--- WORK INSTRUCTION ---
Within the records below, how many lines hold the word "start"? Only the number should be returned.

◆ ◆ ◆ ◆

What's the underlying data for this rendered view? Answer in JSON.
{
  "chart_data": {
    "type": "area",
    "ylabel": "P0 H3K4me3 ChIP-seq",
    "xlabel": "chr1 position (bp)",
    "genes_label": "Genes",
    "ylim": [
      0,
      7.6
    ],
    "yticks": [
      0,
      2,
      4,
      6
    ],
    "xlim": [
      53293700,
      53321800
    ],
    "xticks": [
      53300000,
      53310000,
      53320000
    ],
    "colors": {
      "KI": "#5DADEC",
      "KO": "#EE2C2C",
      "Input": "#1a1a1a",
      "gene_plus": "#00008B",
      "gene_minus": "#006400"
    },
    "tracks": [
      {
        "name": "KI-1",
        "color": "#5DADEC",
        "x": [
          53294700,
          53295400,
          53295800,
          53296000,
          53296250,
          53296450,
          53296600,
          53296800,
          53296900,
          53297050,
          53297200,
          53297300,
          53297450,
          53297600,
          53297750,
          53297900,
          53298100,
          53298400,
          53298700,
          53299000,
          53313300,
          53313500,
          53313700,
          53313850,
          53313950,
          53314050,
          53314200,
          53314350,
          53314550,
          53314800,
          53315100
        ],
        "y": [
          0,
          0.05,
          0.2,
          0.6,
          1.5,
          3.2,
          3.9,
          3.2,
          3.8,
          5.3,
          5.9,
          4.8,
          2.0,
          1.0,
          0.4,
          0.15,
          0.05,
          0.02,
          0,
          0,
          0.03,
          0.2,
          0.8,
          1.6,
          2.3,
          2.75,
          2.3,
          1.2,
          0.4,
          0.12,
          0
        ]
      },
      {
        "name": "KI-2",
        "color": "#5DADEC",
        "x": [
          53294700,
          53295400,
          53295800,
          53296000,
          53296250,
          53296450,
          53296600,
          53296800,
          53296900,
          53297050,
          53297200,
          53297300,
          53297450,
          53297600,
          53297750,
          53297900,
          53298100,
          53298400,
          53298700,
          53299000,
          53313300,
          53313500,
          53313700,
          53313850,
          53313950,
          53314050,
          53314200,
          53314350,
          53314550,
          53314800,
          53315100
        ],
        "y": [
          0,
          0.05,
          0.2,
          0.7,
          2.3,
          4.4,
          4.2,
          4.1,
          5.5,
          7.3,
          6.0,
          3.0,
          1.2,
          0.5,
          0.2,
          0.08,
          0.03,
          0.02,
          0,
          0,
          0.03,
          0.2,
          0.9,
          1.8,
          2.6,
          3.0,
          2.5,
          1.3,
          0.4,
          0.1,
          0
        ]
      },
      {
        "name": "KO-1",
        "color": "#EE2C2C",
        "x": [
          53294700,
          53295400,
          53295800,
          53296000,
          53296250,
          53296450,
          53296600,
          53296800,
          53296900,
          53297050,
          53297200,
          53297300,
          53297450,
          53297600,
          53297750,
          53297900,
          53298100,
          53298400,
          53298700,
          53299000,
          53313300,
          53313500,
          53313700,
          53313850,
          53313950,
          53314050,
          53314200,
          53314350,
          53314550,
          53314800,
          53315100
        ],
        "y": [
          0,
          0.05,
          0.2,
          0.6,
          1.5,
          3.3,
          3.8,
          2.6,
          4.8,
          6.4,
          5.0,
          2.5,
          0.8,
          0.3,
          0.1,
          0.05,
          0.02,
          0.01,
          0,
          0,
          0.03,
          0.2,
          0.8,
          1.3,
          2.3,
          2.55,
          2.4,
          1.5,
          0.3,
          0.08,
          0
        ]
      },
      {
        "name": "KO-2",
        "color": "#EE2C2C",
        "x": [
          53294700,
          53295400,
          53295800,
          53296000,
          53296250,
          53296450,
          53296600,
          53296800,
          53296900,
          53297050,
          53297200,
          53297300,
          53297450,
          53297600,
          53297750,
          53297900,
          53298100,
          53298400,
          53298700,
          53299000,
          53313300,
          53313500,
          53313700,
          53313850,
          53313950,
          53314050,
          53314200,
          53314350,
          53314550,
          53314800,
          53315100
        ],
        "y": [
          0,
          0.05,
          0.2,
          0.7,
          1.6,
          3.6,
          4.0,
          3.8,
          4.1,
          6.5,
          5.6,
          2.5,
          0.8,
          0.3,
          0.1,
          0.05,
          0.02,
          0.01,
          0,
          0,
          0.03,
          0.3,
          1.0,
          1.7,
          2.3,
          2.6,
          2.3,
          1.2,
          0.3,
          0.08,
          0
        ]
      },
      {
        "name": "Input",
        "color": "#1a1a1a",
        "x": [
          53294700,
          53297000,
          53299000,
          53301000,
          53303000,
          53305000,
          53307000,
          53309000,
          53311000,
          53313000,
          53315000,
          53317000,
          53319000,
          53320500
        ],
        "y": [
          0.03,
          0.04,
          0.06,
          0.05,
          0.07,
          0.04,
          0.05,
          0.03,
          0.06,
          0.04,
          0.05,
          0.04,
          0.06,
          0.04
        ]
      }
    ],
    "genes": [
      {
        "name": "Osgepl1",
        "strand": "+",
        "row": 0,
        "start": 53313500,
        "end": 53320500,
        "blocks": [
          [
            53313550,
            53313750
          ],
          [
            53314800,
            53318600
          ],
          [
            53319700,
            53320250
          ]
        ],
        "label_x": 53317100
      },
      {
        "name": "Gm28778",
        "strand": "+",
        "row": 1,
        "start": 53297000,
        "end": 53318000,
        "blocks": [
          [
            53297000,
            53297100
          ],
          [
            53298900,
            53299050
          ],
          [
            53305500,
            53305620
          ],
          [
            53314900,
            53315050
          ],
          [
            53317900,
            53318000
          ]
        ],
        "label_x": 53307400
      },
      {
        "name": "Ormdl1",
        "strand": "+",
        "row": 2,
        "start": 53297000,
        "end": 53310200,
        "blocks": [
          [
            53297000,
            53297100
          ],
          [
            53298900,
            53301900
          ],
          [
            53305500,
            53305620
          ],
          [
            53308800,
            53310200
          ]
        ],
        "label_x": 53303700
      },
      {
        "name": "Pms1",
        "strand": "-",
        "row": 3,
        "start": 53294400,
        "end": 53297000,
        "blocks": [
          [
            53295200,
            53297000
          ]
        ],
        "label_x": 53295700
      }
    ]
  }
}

◆ ◆ ◆ ◆

--- WRITTEN REPLY ---
4